Data listing -
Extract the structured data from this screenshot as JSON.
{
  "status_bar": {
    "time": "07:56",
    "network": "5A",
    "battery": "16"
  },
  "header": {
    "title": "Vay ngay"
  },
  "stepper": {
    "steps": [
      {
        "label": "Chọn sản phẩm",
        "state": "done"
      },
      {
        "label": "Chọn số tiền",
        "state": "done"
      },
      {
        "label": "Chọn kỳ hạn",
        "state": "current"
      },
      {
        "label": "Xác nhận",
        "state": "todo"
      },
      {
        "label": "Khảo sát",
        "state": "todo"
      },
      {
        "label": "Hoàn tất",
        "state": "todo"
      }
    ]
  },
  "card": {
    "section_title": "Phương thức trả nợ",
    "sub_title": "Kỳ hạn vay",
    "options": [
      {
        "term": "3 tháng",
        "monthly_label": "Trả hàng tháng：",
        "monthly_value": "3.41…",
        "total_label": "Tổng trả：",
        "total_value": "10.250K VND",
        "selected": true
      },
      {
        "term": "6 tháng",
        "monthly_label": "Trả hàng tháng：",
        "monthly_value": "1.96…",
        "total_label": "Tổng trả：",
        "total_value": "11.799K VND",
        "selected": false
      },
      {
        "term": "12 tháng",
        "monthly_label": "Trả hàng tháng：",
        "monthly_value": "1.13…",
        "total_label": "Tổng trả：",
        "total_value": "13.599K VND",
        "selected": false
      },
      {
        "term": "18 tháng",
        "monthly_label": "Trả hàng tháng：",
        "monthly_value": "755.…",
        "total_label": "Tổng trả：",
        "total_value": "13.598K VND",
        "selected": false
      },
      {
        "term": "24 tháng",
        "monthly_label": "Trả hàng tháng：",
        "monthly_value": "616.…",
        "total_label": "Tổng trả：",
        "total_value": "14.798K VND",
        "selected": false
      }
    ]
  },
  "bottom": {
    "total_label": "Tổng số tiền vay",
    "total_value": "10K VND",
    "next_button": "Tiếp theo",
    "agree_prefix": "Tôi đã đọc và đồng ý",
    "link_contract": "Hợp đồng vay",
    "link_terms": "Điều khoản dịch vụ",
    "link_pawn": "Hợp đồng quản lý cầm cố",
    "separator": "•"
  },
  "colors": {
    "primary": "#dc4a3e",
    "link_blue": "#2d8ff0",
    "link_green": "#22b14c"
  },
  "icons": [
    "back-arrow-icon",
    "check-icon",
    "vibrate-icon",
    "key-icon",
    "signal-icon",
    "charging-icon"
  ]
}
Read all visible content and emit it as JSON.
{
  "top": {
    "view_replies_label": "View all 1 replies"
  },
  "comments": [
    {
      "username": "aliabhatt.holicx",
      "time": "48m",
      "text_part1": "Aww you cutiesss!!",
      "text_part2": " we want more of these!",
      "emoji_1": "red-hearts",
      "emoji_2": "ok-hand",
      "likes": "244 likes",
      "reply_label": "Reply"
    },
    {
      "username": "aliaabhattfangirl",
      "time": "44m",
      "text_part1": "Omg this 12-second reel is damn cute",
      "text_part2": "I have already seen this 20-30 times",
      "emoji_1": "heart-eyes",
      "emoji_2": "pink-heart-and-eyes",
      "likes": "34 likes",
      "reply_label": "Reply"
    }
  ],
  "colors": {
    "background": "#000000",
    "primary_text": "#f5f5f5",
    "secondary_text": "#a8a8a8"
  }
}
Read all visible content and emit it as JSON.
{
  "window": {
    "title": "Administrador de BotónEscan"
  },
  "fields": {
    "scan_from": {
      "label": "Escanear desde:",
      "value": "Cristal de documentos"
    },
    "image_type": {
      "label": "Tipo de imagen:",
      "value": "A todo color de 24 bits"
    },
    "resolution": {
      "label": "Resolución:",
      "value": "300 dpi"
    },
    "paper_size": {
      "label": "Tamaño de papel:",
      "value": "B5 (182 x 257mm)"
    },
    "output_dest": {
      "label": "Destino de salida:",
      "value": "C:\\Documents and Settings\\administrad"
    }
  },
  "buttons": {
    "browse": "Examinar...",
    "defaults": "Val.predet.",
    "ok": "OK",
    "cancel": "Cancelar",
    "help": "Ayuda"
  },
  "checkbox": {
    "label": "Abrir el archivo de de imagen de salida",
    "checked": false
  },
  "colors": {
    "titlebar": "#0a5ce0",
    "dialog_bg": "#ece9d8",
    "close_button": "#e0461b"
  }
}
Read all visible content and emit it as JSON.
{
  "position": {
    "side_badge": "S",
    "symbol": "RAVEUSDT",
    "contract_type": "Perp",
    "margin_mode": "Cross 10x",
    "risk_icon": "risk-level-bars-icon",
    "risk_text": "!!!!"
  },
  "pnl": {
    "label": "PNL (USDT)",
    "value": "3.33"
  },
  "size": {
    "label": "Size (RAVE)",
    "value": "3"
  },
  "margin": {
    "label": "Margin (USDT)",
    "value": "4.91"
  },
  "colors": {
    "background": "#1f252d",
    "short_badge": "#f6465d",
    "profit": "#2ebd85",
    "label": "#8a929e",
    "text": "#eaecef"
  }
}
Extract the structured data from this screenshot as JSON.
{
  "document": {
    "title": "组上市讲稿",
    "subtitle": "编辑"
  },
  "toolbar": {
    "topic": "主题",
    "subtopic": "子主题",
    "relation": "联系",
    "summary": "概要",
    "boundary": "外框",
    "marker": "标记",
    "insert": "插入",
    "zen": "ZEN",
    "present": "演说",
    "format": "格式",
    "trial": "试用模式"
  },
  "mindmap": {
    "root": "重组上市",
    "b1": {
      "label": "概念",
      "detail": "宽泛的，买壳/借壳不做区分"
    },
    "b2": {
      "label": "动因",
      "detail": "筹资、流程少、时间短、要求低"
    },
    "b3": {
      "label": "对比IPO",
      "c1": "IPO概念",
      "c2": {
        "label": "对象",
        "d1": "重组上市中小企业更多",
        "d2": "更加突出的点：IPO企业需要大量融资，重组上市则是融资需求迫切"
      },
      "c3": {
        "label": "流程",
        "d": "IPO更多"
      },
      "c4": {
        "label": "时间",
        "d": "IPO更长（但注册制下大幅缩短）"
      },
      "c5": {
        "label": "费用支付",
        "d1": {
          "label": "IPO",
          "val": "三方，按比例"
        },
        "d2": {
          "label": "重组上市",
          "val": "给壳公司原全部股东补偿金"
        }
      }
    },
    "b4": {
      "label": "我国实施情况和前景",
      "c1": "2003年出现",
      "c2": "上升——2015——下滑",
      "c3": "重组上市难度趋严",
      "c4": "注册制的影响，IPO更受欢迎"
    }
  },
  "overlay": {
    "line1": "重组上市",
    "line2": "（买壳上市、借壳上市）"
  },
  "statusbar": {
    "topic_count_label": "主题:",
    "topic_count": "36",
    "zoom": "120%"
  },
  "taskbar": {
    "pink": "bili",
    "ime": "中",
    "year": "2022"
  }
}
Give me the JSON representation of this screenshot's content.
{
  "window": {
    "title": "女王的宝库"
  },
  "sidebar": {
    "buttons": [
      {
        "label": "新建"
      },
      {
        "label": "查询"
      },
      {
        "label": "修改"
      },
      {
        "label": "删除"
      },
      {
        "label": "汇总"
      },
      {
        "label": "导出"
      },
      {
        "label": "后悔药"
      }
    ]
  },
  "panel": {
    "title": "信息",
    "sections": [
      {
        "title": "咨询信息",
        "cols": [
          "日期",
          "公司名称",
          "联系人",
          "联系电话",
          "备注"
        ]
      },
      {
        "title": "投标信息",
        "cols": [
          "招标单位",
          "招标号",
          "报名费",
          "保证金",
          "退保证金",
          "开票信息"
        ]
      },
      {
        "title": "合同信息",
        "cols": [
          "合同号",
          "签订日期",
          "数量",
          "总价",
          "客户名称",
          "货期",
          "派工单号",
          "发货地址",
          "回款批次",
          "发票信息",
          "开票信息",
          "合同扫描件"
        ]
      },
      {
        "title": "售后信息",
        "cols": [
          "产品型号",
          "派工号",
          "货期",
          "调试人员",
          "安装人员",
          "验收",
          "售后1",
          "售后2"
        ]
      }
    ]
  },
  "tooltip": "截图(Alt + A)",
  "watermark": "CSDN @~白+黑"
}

Your goal - Looking at the data above, show all lines where the word "salida" occurs.

Written solution -
      "label": "Destino de salida:",
    "label": "Abrir el archivo de de imagen de salida",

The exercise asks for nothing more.